▶ [Stored records]

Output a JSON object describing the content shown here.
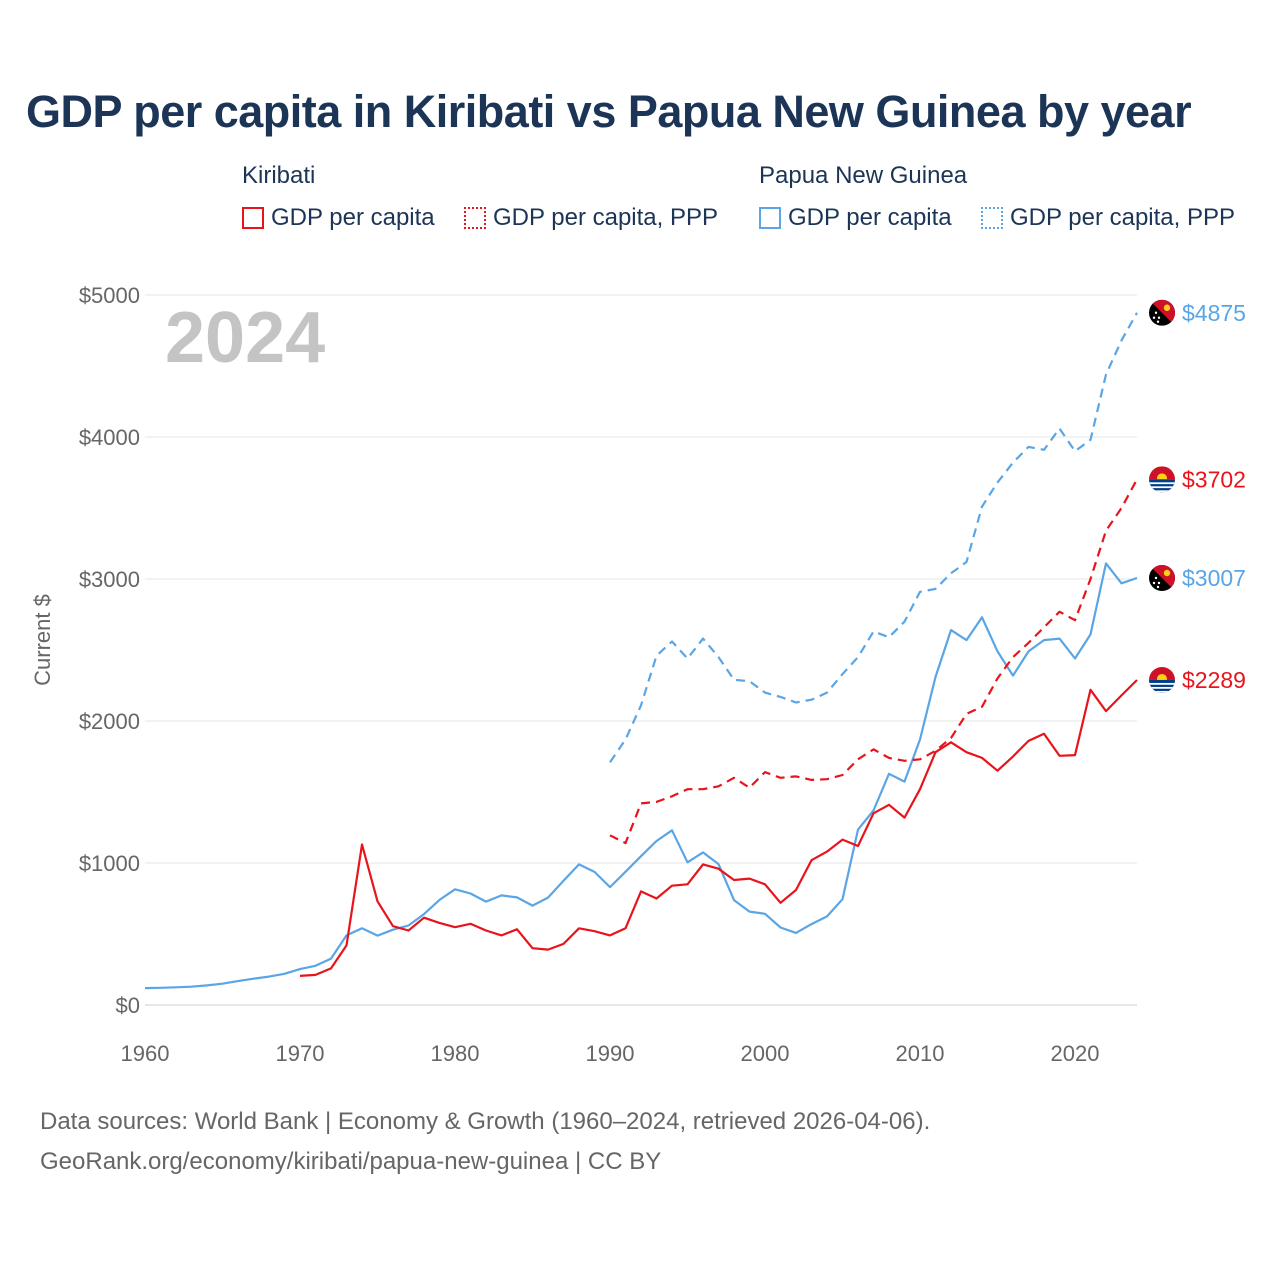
{
  "title": "GDP per capita in Kiribati vs Papua New Guinea by year",
  "legend": {
    "groups": [
      {
        "country": "Kiribati",
        "items": [
          "GDP per capita",
          "GDP per capita, PPP"
        ],
        "color": "#e8141c"
      },
      {
        "country": "Papua New Guinea",
        "items": [
          "GDP per capita",
          "GDP per capita, PPP"
        ],
        "color": "#5aa5e5"
      }
    ]
  },
  "year_watermark": "2024",
  "footer": {
    "line1": "Data sources: World Bank | Economy & Growth (1960–2024, retrieved 2026-04-06).",
    "line2": "GeoRank.org/economy/kiribati/papua-new-guinea | CC BY"
  },
  "chart_data": {
    "type": "line",
    "title": "GDP per capita in Kiribati vs Papua New Guinea by year",
    "xlabel": "",
    "ylabel": "Current $",
    "xlim": [
      1960,
      2024
    ],
    "ylim": [
      0,
      5000
    ],
    "xticks": [
      1960,
      1970,
      1980,
      1990,
      2000,
      2010,
      2020
    ],
    "yticks": [
      0,
      1000,
      2000,
      3000,
      4000,
      5000
    ],
    "ytick_labels": [
      "$0",
      "$1000",
      "$2000",
      "$3000",
      "$4000",
      "$5000"
    ],
    "grid": true,
    "series": [
      {
        "name": "Papua New Guinea — GDP per capita",
        "color": "#5aa5e5",
        "dash": false,
        "end_label": "$3007",
        "x": [
          1960,
          1961,
          1962,
          1963,
          1964,
          1965,
          1966,
          1967,
          1968,
          1969,
          1970,
          1971,
          1972,
          1973,
          1974,
          1975,
          1976,
          1977,
          1978,
          1979,
          1980,
          1981,
          1982,
          1983,
          1984,
          1985,
          1986,
          1987,
          1988,
          1989,
          1990,
          1991,
          1992,
          1993,
          1994,
          1995,
          1996,
          1997,
          1998,
          1999,
          2000,
          2001,
          2002,
          2003,
          2004,
          2005,
          2006,
          2007,
          2008,
          2009,
          2010,
          2011,
          2012,
          2013,
          2014,
          2015,
          2016,
          2017,
          2018,
          2019,
          2020,
          2021,
          2022,
          2023,
          2024
        ],
        "values": [
          119,
          121,
          125,
          129,
          138,
          150,
          168,
          185,
          200,
          220,
          253,
          276,
          327,
          490,
          540,
          489,
          530,
          560,
          640,
          740,
          815,
          785,
          728,
          772,
          758,
          700,
          756,
          875,
          990,
          937,
          830,
          938,
          1048,
          1155,
          1230,
          1005,
          1075,
          992,
          739,
          658,
          642,
          546,
          508,
          570,
          624,
          745,
          1235,
          1370,
          1628,
          1573,
          1870,
          2310,
          2640,
          2570,
          2730,
          2490,
          2320,
          2490,
          2570,
          2580,
          2440,
          2610,
          3110,
          2970,
          3007
        ]
      },
      {
        "name": "Papua New Guinea — GDP per capita, PPP",
        "color": "#5aa5e5",
        "dash": true,
        "end_label": "$4875",
        "x": [
          1990,
          1991,
          1992,
          1993,
          1994,
          1995,
          1996,
          1997,
          1998,
          1999,
          2000,
          2001,
          2002,
          2003,
          2004,
          2005,
          2006,
          2007,
          2008,
          2009,
          2010,
          2011,
          2012,
          2013,
          2014,
          2015,
          2016,
          2017,
          2018,
          2019,
          2020,
          2021,
          2022,
          2023,
          2024
        ],
        "values": [
          1710,
          1870,
          2110,
          2460,
          2560,
          2440,
          2580,
          2450,
          2290,
          2280,
          2200,
          2170,
          2130,
          2150,
          2200,
          2330,
          2450,
          2630,
          2590,
          2700,
          2910,
          2930,
          3040,
          3120,
          3510,
          3680,
          3820,
          3930,
          3910,
          4060,
          3900,
          3980,
          4440,
          4680,
          4875
        ]
      },
      {
        "name": "Kiribati — GDP per capita",
        "color": "#e8141c",
        "dash": false,
        "end_label": "$2289",
        "x": [
          1970,
          1971,
          1972,
          1973,
          1974,
          1975,
          1976,
          1977,
          1978,
          1979,
          1980,
          1981,
          1982,
          1983,
          1984,
          1985,
          1986,
          1987,
          1988,
          1989,
          1990,
          1991,
          1992,
          1993,
          1994,
          1995,
          1996,
          1997,
          1998,
          1999,
          2000,
          2001,
          2002,
          2003,
          2004,
          2005,
          2006,
          2007,
          2008,
          2009,
          2010,
          2011,
          2012,
          2013,
          2014,
          2015,
          2016,
          2017,
          2018,
          2019,
          2020,
          2021,
          2022,
          2023,
          2024
        ],
        "values": [
          205,
          212,
          258,
          420,
          1130,
          730,
          555,
          525,
          615,
          578,
          548,
          572,
          525,
          490,
          533,
          400,
          390,
          430,
          540,
          520,
          490,
          540,
          800,
          750,
          840,
          850,
          990,
          960,
          880,
          890,
          850,
          720,
          810,
          1020,
          1080,
          1165,
          1120,
          1350,
          1410,
          1320,
          1520,
          1780,
          1850,
          1780,
          1740,
          1650,
          1750,
          1860,
          1910,
          1755,
          1760,
          2220,
          2070,
          2180,
          2289
        ]
      },
      {
        "name": "Kiribati — GDP per capita, PPP",
        "color": "#e8141c",
        "dash": true,
        "end_label": "$3702",
        "x": [
          1990,
          1991,
          1992,
          1993,
          1994,
          1995,
          1996,
          1997,
          1998,
          1999,
          2000,
          2001,
          2002,
          2003,
          2004,
          2005,
          2006,
          2007,
          2008,
          2009,
          2010,
          2011,
          2012,
          2013,
          2014,
          2015,
          2016,
          2017,
          2018,
          2019,
          2020,
          2021,
          2022,
          2023,
          2024
        ],
        "values": [
          1195,
          1140,
          1420,
          1430,
          1470,
          1520,
          1520,
          1540,
          1600,
          1530,
          1640,
          1600,
          1610,
          1585,
          1590,
          1620,
          1730,
          1800,
          1740,
          1720,
          1730,
          1790,
          1880,
          2050,
          2100,
          2300,
          2450,
          2550,
          2660,
          2770,
          2710,
          3000,
          3340,
          3500,
          3702
        ]
      }
    ]
  }
}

▶ [The request] Set down all the entries exactly as they appear, but skip any pictures.

▶ [Written solution]
Output a JSON object describing the content shown here.
{
  "title": "GDP per capita in Kiribati vs Papua New Guinea by year",
  "legend": {
    "groups": [
      {
        "country": "Kiribati",
        "items": [
          "GDP per capita",
          "GDP per capita, PPP"
        ],
        "color": "#e8141c"
      },
      {
        "country": "Papua New Guinea",
        "items": [
          "GDP per capita",
          "GDP per capita, PPP"
        ],
        "color": "#5aa5e5"
      }
    ]
  },
  "year_watermark": "2024",
  "footer": {
    "line1": "Data sources: World Bank | Economy & Growth (1960–2024, retrieved 2026-04-06).",
    "line2": "GeoRank.org/economy/kiribati/papua-new-guinea | CC BY"
  },
  "chart_data": {
    "type": "line",
    "title": "GDP per capita in Kiribati vs Papua New Guinea by year",
    "xlabel": "",
    "ylabel": "Current $",
    "xlim": [
      1960,
      2024
    ],
    "ylim": [
      0,
      5000
    ],
    "xticks": [
      1960,
      1970,
      1980,
      1990,
      2000,
      2010,
      2020
    ],
    "yticks": [
      0,
      1000,
      2000,
      3000,
      4000,
      5000
    ],
    "ytick_labels": [
      "$0",
      "$1000",
      "$2000",
      "$3000",
      "$4000",
      "$5000"
    ],
    "grid": true,
    "series": [
      {
        "name": "Papua New Guinea — GDP per capita",
        "color": "#5aa5e5",
        "dash": false,
        "end_label": "$3007",
        "x": [
          1960,
          1961,
          1962,
          1963,
          1964,
          1965,
          1966,
          1967,
          1968,
          1969,
          1970,
          1971,
          1972,
          1973,
          1974,
          1975,
          1976,
          1977,
          1978,
          1979,
          1980,
          1981,
          1982,
          1983,
          1984,
          1985,
          1986,
          1987,
          1988,
          1989,
          1990,
          1991,
          1992,
          1993,
          1994,
          1995,
          1996,
          1997,
          1998,
          1999,
          2000,
          2001,
          2002,
          2003,
          2004,
          2005,
          2006,
          2007,
          2008,
          2009,
          2010,
          2011,
          2012,
          2013,
          2014,
          2015,
          2016,
          2017,
          2018,
          2019,
          2020,
          2021,
          2022,
          2023,
          2024
        ],
        "values": [
          119,
          121,
          125,
          129,
          138,
          150,
          168,
          185,
          200,
          220,
          253,
          276,
          327,
          490,
          540,
          489,
          530,
          560,
          640,
          740,
          815,
          785,
          728,
          772,
          758,
          700,
          756,
          875,
          990,
          937,
          830,
          938,
          1048,
          1155,
          1230,
          1005,
          1075,
          992,
          739,
          658,
          642,
          546,
          508,
          570,
          624,
          745,
          1235,
          1370,
          1628,
          1573,
          1870,
          2310,
          2640,
          2570,
          2730,
          2490,
          2320,
          2490,
          2570,
          2580,
          2440,
          2610,
          3110,
          2970,
          3007
        ]
      },
      {
        "name": "Papua New Guinea — GDP per capita, PPP",
        "color": "#5aa5e5",
        "dash": true,
        "end_label": "$4875",
        "x": [
          1990,
          1991,
          1992,
          1993,
          1994,
          1995,
          1996,
          1997,
          1998,
          1999,
          2000,
          2001,
          2002,
          2003,
          2004,
          2005,
          2006,
          2007,
          2008,
          2009,
          2010,
          2011,
          2012,
          2013,
          2014,
          2015,
          2016,
          2017,
          2018,
          2019,
          2020,
          2021,
          2022,
          2023,
          2024
        ],
        "values": [
          1710,
          1870,
          2110,
          2460,
          2560,
          2440,
          2580,
          2450,
          2290,
          2280,
          2200,
          2170,
          2130,
          2150,
          2200,
          2330,
          2450,
          2630,
          2590,
          2700,
          2910,
          2930,
          3040,
          3120,
          3510,
          3680,
          3820,
          3930,
          3910,
          4060,
          3900,
          3980,
          4440,
          4680,
          4875
        ]
      },
      {
        "name": "Kiribati — GDP per capita",
        "color": "#e8141c",
        "dash": false,
        "end_label": "$2289",
        "x": [
          1970,
          1971,
          1972,
          1973,
          1974,
          1975,
          1976,
          1977,
          1978,
          1979,
          1980,
          1981,
          1982,
          1983,
          1984,
          1985,
          1986,
          1987,
          1988,
          1989,
          1990,
          1991,
          1992,
          1993,
          1994,
          1995,
          1996,
          1997,
          1998,
          1999,
          2000,
          2001,
          2002,
          2003,
          2004,
          2005,
          2006,
          2007,
          2008,
          2009,
          2010,
          2011,
          2012,
          2013,
          2014,
          2015,
          2016,
          2017,
          2018,
          2019,
          2020,
          2021,
          2022,
          2023,
          2024
        ],
        "values": [
          205,
          212,
          258,
          420,
          1130,
          730,
          555,
          525,
          615,
          578,
          548,
          572,
          525,
          490,
          533,
          400,
          390,
          430,
          540,
          520,
          490,
          540,
          800,
          750,
          840,
          850,
          990,
          960,
          880,
          890,
          850,
          720,
          810,
          1020,
          1080,
          1165,
          1120,
          1350,
          1410,
          1320,
          1520,
          1780,
          1850,
          1780,
          1740,
          1650,
          1750,
          1860,
          1910,
          1755,
          1760,
          2220,
          2070,
          2180,
          2289
        ]
      },
      {
        "name": "Kiribati — GDP per capita, PPP",
        "color": "#e8141c",
        "dash": true,
        "end_label": "$3702",
        "x": [
          1990,
          1991,
          1992,
          1993,
          1994,
          1995,
          1996,
          1997,
          1998,
          1999,
          2000,
          2001,
          2002,
          2003,
          2004,
          2005,
          2006,
          2007,
          2008,
          2009,
          2010,
          2011,
          2012,
          2013,
          2014,
          2015,
          2016,
          2017,
          2018,
          2019,
          2020,
          2021,
          2022,
          2023,
          2024
        ],
        "values": [
          1195,
          1140,
          1420,
          1430,
          1470,
          1520,
          1520,
          1540,
          1600,
          1530,
          1640,
          1600,
          1610,
          1585,
          1590,
          1620,
          1730,
          1800,
          1740,
          1720,
          1730,
          1790,
          1880,
          2050,
          2100,
          2300,
          2450,
          2550,
          2660,
          2770,
          2710,
          3000,
          3340,
          3500,
          3702
        ]
      }
    ]
  }
}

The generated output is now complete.